Listagens de regiões anotadas

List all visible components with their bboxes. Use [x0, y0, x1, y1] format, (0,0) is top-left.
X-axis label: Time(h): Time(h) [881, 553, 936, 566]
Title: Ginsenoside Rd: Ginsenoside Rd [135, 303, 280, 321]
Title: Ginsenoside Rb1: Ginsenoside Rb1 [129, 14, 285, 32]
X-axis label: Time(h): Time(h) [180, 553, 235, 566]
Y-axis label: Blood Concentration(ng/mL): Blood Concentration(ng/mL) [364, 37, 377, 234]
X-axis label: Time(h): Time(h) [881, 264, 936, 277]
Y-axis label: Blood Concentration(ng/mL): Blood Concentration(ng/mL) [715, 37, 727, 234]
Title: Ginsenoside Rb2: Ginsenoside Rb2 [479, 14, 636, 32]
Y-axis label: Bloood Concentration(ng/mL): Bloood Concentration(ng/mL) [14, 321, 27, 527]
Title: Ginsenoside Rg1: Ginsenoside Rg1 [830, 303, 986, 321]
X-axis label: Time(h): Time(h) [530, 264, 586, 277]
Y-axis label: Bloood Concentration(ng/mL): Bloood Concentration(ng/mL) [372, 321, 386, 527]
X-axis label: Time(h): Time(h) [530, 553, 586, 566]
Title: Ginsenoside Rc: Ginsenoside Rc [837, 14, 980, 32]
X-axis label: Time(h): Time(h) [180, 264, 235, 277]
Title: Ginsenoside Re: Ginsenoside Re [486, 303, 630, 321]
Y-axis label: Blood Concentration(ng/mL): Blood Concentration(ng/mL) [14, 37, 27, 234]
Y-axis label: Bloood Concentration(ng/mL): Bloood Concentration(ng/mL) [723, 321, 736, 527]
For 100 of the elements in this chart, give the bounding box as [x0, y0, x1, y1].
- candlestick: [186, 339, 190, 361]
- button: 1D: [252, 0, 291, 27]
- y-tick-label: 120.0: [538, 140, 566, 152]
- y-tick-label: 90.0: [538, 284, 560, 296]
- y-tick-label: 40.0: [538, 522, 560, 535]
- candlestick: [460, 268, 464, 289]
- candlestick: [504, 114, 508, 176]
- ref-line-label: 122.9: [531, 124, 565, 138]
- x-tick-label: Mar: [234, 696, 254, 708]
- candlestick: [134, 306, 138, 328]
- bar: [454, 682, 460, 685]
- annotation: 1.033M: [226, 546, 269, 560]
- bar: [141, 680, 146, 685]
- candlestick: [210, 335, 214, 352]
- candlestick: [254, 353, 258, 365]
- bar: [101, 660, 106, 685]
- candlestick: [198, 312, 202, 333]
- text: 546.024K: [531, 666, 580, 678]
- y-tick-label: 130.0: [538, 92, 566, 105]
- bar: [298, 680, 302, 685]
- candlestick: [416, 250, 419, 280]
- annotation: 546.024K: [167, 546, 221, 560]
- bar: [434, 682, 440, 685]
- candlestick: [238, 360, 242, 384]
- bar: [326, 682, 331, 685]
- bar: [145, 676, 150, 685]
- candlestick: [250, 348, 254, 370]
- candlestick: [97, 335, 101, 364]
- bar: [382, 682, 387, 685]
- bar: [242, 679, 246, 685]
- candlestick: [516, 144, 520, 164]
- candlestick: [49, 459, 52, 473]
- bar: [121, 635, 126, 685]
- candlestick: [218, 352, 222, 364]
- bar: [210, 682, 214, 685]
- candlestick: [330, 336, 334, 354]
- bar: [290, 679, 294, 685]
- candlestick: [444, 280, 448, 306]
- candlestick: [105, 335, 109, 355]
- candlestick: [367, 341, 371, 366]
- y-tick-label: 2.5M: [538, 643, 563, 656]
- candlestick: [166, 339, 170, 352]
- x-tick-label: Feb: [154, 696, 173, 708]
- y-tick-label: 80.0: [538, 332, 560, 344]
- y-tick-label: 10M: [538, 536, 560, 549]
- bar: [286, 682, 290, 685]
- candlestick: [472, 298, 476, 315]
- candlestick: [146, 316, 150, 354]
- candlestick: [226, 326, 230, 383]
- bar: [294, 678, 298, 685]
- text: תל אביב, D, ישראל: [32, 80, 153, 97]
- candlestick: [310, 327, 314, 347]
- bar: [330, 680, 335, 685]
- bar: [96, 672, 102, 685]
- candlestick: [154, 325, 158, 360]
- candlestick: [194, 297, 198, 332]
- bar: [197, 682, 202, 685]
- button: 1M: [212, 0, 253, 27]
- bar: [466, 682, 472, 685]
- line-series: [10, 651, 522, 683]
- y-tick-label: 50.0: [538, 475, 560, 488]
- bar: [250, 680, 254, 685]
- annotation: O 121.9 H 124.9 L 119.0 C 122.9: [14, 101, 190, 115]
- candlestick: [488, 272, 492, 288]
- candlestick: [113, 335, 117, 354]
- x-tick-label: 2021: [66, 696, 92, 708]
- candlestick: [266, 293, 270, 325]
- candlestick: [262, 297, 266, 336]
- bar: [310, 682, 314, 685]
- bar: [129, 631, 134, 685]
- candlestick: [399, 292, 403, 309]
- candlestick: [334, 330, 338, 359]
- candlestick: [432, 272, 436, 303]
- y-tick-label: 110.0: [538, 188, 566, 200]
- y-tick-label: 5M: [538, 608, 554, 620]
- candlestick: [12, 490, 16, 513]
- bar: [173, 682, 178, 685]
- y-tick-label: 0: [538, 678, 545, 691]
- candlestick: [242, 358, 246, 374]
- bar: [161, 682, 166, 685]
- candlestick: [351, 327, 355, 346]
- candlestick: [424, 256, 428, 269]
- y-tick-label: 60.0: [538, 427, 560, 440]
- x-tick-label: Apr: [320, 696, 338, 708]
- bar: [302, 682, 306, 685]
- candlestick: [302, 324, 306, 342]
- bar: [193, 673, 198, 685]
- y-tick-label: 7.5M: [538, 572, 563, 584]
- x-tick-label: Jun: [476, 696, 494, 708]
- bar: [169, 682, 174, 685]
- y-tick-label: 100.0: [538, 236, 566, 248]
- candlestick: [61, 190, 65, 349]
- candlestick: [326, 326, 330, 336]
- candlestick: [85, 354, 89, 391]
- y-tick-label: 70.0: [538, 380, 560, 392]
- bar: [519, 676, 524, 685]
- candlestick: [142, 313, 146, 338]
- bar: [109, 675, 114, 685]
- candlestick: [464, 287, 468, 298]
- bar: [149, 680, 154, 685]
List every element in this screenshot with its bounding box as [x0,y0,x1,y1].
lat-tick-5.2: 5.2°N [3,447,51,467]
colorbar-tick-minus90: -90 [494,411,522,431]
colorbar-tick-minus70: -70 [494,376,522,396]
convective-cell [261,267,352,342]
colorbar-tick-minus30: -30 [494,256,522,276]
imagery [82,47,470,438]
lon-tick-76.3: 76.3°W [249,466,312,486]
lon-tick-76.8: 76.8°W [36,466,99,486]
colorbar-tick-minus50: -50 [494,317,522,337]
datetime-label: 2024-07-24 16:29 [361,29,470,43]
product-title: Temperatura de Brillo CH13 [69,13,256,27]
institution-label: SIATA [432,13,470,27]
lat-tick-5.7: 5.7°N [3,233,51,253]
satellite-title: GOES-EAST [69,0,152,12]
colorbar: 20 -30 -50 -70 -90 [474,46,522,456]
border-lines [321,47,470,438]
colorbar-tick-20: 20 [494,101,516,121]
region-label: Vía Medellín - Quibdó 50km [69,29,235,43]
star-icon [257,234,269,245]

> _TAREFA PROPOSTA_
Transcreva todos os registros acima, linha por linha, sem alterar nenhum caractere.

> _RESULTADO DO EXERCÍCIO_
List all visible components with their bboxes. Use [x0, y0, x1, y1] format, (0,0) is top-left.
X-axis label: Time(h): Time(h) [881, 553, 936, 566]
Title: Ginsenoside Rd: Ginsenoside Rd [135, 303, 280, 321]
Title: Ginsenoside Rb1: Ginsenoside Rb1 [129, 14, 285, 32]
X-axis label: Time(h): Time(h) [180, 553, 235, 566]
Y-axis label: Blood Concentration(ng/mL): Blood Concentration(ng/mL) [364, 37, 377, 234]
X-axis label: Time(h): Time(h) [881, 264, 936, 277]
Y-axis label: Blood Concentration(ng/mL): Blood Concentration(ng/mL) [715, 37, 727, 234]
Title: Ginsenoside Rb2: Ginsenoside Rb2 [479, 14, 636, 32]
Y-axis label: Bloood Concentration(ng/mL): Bloood Concentration(ng/mL) [14, 321, 27, 527]
Title: Ginsenoside Rg1: Ginsenoside Rg1 [830, 303, 986, 321]
X-axis label: Time(h): Time(h) [530, 264, 586, 277]
Y-axis label: Bloood Concentration(ng/mL): Bloood Concentration(ng/mL) [372, 321, 386, 527]
X-axis label: Time(h): Time(h) [530, 553, 586, 566]
Title: Ginsenoside Rc: Ginsenoside Rc [837, 14, 980, 32]
X-axis label: Time(h): Time(h) [180, 264, 235, 277]
Title: Ginsenoside Re: Ginsenoside Re [486, 303, 630, 321]
Y-axis label: Blood Concentration(ng/mL): Blood Concentration(ng/mL) [14, 37, 27, 234]
Y-axis label: Bloood Concentration(ng/mL): Bloood Concentration(ng/mL) [723, 321, 736, 527]
For 100 of the elements in this chart, give the bounding box as [x0, y0, x1, y1].
- candlestick: [186, 339, 190, 361]
- button: 1D: [252, 0, 291, 27]
- y-tick-label: 120.0: [538, 140, 566, 152]
- y-tick-label: 90.0: [538, 284, 560, 296]
- y-tick-label: 40.0: [538, 522, 560, 535]
- candlestick: [460, 268, 464, 289]
- candlestick: [504, 114, 508, 176]
- ref-line-label: 122.9: [531, 124, 565, 138]
- x-tick-label: Mar: [234, 696, 254, 708]
- candlestick: [134, 306, 138, 328]
- bar: [454, 682, 460, 685]
- annotation: 1.033M: [226, 546, 269, 560]
- bar: [141, 680, 146, 685]
- candlestick: [210, 335, 214, 352]
- candlestick: [254, 353, 258, 365]
- bar: [101, 660, 106, 685]
- candlestick: [198, 312, 202, 333]
- text: 546.024K: [531, 666, 580, 678]
- y-tick-label: 130.0: [538, 92, 566, 105]
- bar: [298, 680, 302, 685]
- candlestick: [416, 250, 419, 280]
- annotation: 546.024K: [167, 546, 221, 560]
- bar: [434, 682, 440, 685]
- candlestick: [238, 360, 242, 384]
- bar: [326, 682, 331, 685]
- bar: [145, 676, 150, 685]
- candlestick: [250, 348, 254, 370]
- candlestick: [97, 335, 101, 364]
- bar: [382, 682, 387, 685]
- bar: [242, 679, 246, 685]
- candlestick: [516, 144, 520, 164]
- candlestick: [49, 459, 52, 473]
- bar: [121, 635, 126, 685]
- candlestick: [218, 352, 222, 364]
- bar: [210, 682, 214, 685]
- candlestick: [330, 336, 334, 354]
- bar: [290, 679, 294, 685]
- candlestick: [444, 280, 448, 306]
- candlestick: [105, 335, 109, 355]
- candlestick: [367, 341, 371, 366]
- y-tick-label: 2.5M: [538, 643, 563, 656]
- candlestick: [166, 339, 170, 352]
- x-tick-label: Feb: [154, 696, 173, 708]
- y-tick-label: 80.0: [538, 332, 560, 344]
- y-tick-label: 10M: [538, 536, 560, 549]
- bar: [286, 682, 290, 685]
- candlestick: [472, 298, 476, 315]
- candlestick: [146, 316, 150, 354]
- candlestick: [226, 326, 230, 383]
- bar: [294, 678, 298, 685]
- text: תל אביב, D, ישראל: [32, 80, 153, 97]
- candlestick: [310, 327, 314, 347]
- bar: [330, 680, 335, 685]
- bar: [96, 672, 102, 685]
- candlestick: [154, 325, 158, 360]
- candlestick: [194, 297, 198, 332]
- bar: [197, 682, 202, 685]
- button: 1M: [212, 0, 253, 27]
- bar: [466, 682, 472, 685]
- line-series: [10, 651, 522, 683]
- y-tick-label: 50.0: [538, 475, 560, 488]
- bar: [250, 680, 254, 685]
- annotation: O 121.9 H 124.9 L 119.0 C 122.9: [14, 101, 190, 115]
- candlestick: [488, 272, 492, 288]
- candlestick: [113, 335, 117, 354]
- x-tick-label: 2021: [66, 696, 92, 708]
- candlestick: [266, 293, 270, 325]
- candlestick: [262, 297, 266, 336]
- bar: [310, 682, 314, 685]
- bar: [129, 631, 134, 685]
- candlestick: [399, 292, 403, 309]
- candlestick: [334, 330, 338, 359]
- candlestick: [432, 272, 436, 303]
- y-tick-label: 110.0: [538, 188, 566, 200]
- y-tick-label: 5M: [538, 608, 554, 620]
- candlestick: [12, 490, 16, 513]
- bar: [173, 682, 178, 685]
- y-tick-label: 0: [538, 678, 545, 691]
- candlestick: [242, 358, 246, 374]
- bar: [161, 682, 166, 685]
- candlestick: [351, 327, 355, 346]
- candlestick: [424, 256, 428, 269]
- y-tick-label: 60.0: [538, 427, 560, 440]
- x-tick-label: Apr: [320, 696, 338, 708]
- bar: [302, 682, 306, 685]
- candlestick: [302, 324, 306, 342]
- bar: [193, 673, 198, 685]
- y-tick-label: 7.5M: [538, 572, 563, 584]
- x-tick-label: Jun: [476, 696, 494, 708]
- bar: [169, 682, 174, 685]
- y-tick-label: 100.0: [538, 236, 566, 248]
- candlestick: [61, 190, 65, 349]
- candlestick: [326, 326, 330, 336]
- candlestick: [85, 354, 89, 391]
- y-tick-label: 70.0: [538, 380, 560, 392]
- bar: [519, 676, 524, 685]
- candlestick: [142, 313, 146, 338]
- bar: [109, 675, 114, 685]
- candlestick: [464, 287, 468, 298]
- bar: [149, 680, 154, 685]
List every element in this screenshot with its bounding box as [x0,y0,x1,y1].
lat-tick-5.2: 5.2°N [3,447,51,467]
colorbar-tick-minus90: -90 [494,411,522,431]
colorbar-tick-minus70: -70 [494,376,522,396]
convective-cell [261,267,352,342]
colorbar-tick-minus30: -30 [494,256,522,276]
imagery [82,47,470,438]
lon-tick-76.3: 76.3°W [249,466,312,486]
lon-tick-76.8: 76.8°W [36,466,99,486]
colorbar-tick-minus50: -50 [494,317,522,337]
datetime-label: 2024-07-24 16:29 [361,29,470,43]
product-title: Temperatura de Brillo CH13 [69,13,256,27]
institution-label: SIATA [432,13,470,27]
lat-tick-5.7: 5.7°N [3,233,51,253]
satellite-title: GOES-EAST [69,0,152,12]
colorbar: 20 -30 -50 -70 -90 [474,46,522,456]
border-lines [321,47,470,438]
colorbar-tick-20: 20 [494,101,516,121]
region-label: Vía Medellín - Quibdó 50km [69,29,235,43]
star-icon [257,234,269,245]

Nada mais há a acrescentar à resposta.